● DIRECTION: Every line that contains "Сережа" counts once; give the total number of such lines, with no other words.

● TASK MATERIAL:

──────────

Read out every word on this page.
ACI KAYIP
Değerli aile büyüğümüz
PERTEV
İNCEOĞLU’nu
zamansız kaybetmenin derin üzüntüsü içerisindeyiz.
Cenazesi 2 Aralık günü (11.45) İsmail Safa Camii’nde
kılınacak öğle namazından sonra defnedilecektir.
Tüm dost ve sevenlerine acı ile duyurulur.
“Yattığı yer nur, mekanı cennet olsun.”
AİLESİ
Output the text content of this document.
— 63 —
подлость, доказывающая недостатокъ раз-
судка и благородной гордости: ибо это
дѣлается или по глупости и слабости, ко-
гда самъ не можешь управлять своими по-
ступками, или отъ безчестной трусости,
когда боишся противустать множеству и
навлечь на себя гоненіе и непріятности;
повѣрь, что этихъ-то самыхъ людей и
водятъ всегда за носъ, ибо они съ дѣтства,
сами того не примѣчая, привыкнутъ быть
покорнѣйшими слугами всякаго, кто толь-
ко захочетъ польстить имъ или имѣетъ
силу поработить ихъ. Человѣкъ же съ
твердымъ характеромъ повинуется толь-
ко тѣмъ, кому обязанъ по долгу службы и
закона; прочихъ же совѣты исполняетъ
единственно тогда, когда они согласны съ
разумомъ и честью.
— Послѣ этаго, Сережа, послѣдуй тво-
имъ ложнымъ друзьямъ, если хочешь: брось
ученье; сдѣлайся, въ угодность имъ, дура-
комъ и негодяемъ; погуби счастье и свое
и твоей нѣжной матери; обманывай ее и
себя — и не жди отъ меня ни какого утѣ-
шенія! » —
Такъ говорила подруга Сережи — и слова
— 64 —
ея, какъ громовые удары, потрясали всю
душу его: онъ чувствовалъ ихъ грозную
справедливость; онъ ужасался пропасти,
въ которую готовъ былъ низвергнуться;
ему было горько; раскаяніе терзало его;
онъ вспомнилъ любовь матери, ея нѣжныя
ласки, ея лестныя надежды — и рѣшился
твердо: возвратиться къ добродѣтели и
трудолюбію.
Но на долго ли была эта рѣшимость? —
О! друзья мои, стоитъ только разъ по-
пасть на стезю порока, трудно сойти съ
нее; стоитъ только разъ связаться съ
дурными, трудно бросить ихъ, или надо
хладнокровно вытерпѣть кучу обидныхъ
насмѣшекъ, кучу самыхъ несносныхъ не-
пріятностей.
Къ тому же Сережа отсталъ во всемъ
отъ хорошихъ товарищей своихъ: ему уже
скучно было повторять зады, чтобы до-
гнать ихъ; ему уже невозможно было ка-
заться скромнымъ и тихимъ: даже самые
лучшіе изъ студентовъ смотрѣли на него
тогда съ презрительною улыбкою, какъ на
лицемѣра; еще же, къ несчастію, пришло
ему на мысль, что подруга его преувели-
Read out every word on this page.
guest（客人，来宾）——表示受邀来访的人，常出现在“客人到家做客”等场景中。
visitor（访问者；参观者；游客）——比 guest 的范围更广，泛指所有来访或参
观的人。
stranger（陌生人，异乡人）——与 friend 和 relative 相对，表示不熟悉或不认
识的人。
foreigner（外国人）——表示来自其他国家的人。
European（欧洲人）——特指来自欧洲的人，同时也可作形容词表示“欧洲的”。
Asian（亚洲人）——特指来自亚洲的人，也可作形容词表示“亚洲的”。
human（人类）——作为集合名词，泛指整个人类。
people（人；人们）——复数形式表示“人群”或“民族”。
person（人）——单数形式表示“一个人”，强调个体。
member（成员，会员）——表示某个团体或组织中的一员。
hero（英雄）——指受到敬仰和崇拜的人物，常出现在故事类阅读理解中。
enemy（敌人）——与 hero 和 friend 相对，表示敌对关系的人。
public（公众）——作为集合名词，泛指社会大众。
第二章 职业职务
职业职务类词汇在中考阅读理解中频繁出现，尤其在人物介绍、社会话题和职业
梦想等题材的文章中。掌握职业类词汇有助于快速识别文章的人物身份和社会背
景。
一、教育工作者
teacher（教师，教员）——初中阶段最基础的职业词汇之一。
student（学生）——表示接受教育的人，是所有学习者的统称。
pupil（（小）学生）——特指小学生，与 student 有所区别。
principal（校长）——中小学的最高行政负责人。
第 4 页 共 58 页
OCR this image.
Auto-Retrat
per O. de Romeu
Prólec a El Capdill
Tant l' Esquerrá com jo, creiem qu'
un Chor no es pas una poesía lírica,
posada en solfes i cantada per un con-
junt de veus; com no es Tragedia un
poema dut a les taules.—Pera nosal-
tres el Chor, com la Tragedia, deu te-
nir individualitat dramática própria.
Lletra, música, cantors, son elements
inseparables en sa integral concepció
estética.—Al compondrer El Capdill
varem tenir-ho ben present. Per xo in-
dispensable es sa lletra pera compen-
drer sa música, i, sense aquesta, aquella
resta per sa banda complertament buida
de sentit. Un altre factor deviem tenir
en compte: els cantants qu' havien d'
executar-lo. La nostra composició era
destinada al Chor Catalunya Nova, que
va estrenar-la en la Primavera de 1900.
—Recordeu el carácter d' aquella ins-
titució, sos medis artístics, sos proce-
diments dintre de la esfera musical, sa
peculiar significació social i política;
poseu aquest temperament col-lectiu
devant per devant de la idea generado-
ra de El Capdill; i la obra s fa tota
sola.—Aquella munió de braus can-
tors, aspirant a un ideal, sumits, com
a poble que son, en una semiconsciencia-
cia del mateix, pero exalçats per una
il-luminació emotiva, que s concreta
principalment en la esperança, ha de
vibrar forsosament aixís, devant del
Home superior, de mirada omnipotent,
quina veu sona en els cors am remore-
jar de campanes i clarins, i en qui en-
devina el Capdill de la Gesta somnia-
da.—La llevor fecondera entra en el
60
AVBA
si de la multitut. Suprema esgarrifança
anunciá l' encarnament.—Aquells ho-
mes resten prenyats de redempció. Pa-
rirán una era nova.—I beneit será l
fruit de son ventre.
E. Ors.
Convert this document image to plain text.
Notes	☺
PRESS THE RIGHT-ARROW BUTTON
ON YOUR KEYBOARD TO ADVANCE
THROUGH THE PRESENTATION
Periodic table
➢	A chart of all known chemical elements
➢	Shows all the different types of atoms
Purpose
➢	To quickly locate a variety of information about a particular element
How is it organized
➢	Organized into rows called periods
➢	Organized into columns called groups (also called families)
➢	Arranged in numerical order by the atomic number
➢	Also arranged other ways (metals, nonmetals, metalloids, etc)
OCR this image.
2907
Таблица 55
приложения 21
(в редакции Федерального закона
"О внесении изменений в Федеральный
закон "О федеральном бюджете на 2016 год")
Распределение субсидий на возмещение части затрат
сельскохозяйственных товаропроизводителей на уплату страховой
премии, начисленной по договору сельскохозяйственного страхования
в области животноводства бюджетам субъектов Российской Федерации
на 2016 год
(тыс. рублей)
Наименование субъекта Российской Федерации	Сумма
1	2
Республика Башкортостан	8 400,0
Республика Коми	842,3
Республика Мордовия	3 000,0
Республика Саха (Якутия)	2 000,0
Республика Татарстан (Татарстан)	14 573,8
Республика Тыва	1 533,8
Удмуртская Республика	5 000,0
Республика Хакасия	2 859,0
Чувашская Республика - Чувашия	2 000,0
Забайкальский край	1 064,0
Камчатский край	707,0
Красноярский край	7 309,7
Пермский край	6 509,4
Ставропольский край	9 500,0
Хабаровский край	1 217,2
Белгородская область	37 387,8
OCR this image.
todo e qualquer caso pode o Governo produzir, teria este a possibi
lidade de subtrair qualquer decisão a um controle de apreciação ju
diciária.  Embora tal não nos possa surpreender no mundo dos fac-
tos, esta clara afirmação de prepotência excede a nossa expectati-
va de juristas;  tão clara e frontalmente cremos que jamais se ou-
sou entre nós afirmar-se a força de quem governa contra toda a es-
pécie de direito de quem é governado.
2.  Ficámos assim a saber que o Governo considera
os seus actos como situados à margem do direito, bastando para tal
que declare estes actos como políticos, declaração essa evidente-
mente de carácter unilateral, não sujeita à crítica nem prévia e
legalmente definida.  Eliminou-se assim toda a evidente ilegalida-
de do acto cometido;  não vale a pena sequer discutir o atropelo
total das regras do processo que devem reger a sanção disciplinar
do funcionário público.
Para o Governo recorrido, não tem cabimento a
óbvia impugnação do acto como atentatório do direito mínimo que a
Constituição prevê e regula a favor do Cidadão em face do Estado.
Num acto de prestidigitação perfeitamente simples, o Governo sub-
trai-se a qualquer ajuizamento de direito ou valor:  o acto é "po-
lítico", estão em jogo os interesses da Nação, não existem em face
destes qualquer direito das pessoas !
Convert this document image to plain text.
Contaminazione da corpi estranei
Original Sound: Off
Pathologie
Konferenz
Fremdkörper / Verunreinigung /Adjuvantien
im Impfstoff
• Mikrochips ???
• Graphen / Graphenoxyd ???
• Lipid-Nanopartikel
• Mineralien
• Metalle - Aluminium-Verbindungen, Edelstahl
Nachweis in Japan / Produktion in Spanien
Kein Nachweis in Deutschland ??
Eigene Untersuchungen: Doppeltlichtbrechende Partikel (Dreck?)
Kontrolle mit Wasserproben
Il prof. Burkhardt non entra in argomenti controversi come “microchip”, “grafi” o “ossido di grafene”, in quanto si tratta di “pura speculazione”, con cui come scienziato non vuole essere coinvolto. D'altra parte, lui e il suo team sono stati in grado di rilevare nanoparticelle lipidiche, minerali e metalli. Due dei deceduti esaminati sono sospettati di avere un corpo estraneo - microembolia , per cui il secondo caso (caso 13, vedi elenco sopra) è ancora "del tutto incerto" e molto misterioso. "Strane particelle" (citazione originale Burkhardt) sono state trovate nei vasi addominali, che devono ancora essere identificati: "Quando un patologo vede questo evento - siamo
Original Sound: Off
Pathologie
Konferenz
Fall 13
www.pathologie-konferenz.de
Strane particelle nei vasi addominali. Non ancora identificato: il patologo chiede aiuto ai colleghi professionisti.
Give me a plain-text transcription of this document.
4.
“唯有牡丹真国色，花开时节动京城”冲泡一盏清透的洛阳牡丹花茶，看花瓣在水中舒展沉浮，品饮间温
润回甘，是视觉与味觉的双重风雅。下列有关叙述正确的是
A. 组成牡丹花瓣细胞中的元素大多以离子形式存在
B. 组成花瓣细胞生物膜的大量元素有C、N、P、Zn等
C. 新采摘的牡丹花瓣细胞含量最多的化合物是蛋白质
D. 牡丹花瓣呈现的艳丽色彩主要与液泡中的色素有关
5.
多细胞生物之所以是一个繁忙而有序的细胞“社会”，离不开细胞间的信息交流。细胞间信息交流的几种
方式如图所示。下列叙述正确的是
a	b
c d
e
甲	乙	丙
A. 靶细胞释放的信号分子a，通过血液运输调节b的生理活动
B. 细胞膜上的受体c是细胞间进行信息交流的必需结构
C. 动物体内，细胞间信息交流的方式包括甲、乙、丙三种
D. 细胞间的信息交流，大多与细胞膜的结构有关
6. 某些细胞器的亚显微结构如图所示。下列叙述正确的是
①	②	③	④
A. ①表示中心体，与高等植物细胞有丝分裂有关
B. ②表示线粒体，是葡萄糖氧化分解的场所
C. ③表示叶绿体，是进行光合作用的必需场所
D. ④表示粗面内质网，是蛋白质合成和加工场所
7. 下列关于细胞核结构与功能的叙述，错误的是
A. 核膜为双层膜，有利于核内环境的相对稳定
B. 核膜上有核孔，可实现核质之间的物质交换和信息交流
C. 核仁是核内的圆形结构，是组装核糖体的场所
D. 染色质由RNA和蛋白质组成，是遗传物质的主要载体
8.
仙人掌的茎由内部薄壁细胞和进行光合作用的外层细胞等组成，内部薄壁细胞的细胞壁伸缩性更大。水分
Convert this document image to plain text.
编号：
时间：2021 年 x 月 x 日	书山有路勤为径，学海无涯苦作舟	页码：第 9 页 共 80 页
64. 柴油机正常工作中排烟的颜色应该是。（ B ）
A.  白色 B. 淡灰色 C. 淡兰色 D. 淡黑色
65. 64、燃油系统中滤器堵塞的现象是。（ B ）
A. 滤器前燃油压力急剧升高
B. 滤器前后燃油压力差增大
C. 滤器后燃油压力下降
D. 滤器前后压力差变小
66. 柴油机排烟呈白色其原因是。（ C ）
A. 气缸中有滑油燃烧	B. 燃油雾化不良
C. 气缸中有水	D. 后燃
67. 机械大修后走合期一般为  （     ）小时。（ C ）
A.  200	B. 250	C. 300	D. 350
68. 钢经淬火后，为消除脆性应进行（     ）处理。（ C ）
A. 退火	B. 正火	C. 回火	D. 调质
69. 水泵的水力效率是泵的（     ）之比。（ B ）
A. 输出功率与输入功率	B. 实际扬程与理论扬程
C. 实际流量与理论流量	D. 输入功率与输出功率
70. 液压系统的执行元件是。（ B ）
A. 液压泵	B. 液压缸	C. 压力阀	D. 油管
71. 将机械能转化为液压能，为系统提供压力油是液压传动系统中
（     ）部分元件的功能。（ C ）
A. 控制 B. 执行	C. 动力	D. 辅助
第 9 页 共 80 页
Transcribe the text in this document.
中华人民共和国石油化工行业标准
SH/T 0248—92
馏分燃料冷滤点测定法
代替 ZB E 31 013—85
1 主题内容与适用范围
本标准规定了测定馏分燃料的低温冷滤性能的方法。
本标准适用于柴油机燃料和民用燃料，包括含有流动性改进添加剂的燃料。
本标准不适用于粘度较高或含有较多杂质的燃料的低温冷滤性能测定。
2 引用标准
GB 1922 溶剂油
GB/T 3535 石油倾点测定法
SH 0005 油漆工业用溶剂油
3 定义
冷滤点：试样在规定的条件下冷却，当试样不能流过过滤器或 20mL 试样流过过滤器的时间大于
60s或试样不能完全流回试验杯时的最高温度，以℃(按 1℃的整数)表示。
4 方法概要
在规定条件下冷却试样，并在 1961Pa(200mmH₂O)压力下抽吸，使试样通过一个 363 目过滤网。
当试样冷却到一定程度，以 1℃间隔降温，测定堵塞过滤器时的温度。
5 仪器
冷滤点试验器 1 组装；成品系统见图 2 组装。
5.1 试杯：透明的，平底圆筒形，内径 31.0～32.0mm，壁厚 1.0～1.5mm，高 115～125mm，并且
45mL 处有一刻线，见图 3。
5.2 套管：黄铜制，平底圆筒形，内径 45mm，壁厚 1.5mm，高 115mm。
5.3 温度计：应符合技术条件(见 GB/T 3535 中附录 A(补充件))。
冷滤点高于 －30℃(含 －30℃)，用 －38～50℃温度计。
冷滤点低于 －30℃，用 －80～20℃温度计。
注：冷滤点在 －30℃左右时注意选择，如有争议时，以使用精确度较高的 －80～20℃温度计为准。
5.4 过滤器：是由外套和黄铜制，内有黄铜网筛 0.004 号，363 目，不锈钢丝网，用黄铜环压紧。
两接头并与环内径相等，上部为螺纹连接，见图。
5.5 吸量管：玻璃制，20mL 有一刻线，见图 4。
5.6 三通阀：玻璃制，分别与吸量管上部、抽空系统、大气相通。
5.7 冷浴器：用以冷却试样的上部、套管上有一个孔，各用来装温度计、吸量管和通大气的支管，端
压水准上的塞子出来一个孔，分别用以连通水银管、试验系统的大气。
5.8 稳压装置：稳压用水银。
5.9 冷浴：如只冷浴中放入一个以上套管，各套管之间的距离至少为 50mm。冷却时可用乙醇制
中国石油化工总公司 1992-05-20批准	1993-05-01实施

──────────

● ANSWER TO THIS EXERCISE: 2